▸ **Tarefa proposta 1**
Segundo o texto sobre o combate ao Aedes aegypti em Marília, em que período vão acontecer as ações preparadas?
▸ **Tarefa proposta 2**
Transcreva fielmente o trecho do texto sobre o combate ao Aedes aegypti em Marília de "Com as chuvas, o" a "27 de outubro.".
▸ **Tarefa proposta 3**
No texto sobre o combate ao Aedes aegypti em Marília, reescreva em forma de lista o parágrafo que começa com "As iniciativas são orientadas", mantendo suas informações principais.

▸ **Texto do exercício**
Marília prepara atividades para a ‘Semana Nacional de Combate ao Aedes Aegypti’

Expectativa é de envolvimento de escolas e Cras; atividades destacam a importância do combate ao vetor da dengue, zika, chikungunya e febre amarela

Com as chuvas, o vilão da temporada tem nome, mas não vai ter endereço em Marília. Essa é a proposta da Prefeitura, por meio das secretarias municipais da Saúde, Educação e Assistência Social. A cidade prepara uma série de ações para marcar a “Semana Nacional de Mobilização e Combate ao Aedes Aegypti” e envolver a população, por meio das unidades de saúde, escolas e Cras (Centro de Referência em Assistência Social).

As iniciativas são orientadas pela Secretaria de Estado da Saúde, em programa específico da Sucen (Superintendência de Controle de Endemias). Distribuição de material informativo, interações nas escolas, palestras, ações nas comunidades, entre outras estratégias, já estão sendo preparadas para a semana de 23 a 27 de outubro.

A enfermeira responsável pela Vigilância Epidemiológica do município, Alessandra Arrigoni Mosquini, explica que a semana nacional tem como objetivo reforçar práticas que já integram a rotina das unidades de saúde, por meio das equipes de Saúde, Divisão de Zoonoses e instituições parceiras.

▸ **Registros selecionados**
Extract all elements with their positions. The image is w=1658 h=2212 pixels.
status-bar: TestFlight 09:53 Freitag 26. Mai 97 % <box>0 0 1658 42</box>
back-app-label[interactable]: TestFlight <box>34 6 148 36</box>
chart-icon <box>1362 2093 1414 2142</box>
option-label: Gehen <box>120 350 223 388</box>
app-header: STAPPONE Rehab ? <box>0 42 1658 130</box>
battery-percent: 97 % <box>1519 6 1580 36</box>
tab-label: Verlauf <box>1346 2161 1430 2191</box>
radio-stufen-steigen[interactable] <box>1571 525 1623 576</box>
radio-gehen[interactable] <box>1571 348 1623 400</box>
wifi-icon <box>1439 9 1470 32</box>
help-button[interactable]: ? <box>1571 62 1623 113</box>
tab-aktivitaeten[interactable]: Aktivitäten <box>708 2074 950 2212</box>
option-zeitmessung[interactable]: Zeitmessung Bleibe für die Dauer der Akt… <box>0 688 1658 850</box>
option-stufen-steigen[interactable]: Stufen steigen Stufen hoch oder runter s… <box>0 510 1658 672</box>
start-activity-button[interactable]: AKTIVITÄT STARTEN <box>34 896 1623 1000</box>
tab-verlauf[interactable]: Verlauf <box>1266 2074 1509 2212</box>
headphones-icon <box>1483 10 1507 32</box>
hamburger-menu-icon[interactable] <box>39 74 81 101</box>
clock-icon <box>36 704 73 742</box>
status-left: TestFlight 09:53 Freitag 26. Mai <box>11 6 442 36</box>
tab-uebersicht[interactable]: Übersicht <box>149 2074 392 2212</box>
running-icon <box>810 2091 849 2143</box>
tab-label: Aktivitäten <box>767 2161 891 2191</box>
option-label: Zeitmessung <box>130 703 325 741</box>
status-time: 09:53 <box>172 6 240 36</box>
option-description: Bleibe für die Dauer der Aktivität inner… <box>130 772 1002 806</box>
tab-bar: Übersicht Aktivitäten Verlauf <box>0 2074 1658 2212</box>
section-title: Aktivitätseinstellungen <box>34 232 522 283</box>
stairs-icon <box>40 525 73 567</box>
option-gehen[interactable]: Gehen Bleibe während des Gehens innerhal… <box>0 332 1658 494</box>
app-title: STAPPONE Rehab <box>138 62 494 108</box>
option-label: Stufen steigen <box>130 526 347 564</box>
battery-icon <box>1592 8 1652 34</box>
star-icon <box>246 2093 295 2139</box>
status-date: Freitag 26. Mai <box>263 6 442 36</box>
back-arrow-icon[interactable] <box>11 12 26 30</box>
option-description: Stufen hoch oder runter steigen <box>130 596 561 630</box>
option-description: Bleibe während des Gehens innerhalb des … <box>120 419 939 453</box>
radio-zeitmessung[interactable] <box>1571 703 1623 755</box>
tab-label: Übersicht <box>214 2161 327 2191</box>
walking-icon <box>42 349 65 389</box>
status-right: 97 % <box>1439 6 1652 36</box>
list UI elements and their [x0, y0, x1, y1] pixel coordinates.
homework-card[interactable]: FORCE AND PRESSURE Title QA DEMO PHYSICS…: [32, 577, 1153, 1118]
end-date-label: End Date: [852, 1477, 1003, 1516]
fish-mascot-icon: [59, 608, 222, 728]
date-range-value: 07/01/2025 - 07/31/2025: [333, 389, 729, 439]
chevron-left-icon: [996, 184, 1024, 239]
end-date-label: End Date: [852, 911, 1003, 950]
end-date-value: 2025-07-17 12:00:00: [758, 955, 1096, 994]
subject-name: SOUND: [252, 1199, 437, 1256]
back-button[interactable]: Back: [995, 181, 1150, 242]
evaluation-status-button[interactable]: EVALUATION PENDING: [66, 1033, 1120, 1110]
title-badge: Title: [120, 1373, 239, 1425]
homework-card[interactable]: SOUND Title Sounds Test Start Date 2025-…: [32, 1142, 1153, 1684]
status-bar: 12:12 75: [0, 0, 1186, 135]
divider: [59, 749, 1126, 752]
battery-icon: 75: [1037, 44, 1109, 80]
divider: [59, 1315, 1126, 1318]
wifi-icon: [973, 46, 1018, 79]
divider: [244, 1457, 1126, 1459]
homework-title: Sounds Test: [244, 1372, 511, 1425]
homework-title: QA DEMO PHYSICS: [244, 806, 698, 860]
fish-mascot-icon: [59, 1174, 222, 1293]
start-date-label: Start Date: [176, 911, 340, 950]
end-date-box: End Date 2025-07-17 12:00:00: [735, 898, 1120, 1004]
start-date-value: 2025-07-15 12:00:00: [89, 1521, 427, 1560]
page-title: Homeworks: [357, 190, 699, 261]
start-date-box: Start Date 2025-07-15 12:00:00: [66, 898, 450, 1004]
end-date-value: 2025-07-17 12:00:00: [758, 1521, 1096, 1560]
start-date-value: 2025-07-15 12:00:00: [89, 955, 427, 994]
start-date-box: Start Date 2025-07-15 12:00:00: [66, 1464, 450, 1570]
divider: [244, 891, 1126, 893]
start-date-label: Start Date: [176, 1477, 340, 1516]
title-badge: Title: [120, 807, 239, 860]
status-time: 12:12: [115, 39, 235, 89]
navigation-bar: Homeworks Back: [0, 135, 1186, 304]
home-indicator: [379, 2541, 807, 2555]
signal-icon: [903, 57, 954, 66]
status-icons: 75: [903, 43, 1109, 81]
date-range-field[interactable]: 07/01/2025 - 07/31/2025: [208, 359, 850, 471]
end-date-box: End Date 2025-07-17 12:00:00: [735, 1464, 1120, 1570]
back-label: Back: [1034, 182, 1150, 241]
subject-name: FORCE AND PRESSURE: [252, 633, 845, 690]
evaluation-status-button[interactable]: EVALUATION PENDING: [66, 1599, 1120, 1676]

▸ **Resposta da tarefa 1**
Na semana de 23 a 27 de outubro.

▸ **Resposta da tarefa 2**
Com as chuvas, o vilão da temporada tem nome, mas não vai ter endereço em Marília. Essa é a proposta da Prefeitura, por meio das secretarias municipais da Saúde, Educação e Assistência Social. A cidade prepara uma série de ações para marcar a “Semana Nacional de Mobilização e Combate ao Aedes Aegypti” e envolver a população, por meio das unidades de saúde, escolas e Cras (Centro de Referência em Assistência Social).

As iniciativas são orientadas pela Secretaria de Estado da Saúde, em programa específico da Sucen (Superintendência de Controle de Endemias). Distribuição de material informativo, interações nas escolas, palestras, ações nas comunidades, entre outras estratégias, já estão sendo preparadas para a semana de 23 a 27 de outubro.

▸ **Resposta da tarefa 3**
- Orientação: Secretaria de Estado da Saúde, em programa específico da Sucen (Superintendência de Controle de Endemias).
- Estratégias em preparação: distribuição de material informativo, interações nas escolas, palestras, ações nas comunidades, entre outras.
- Período: semana de 23 a 27 de outubro.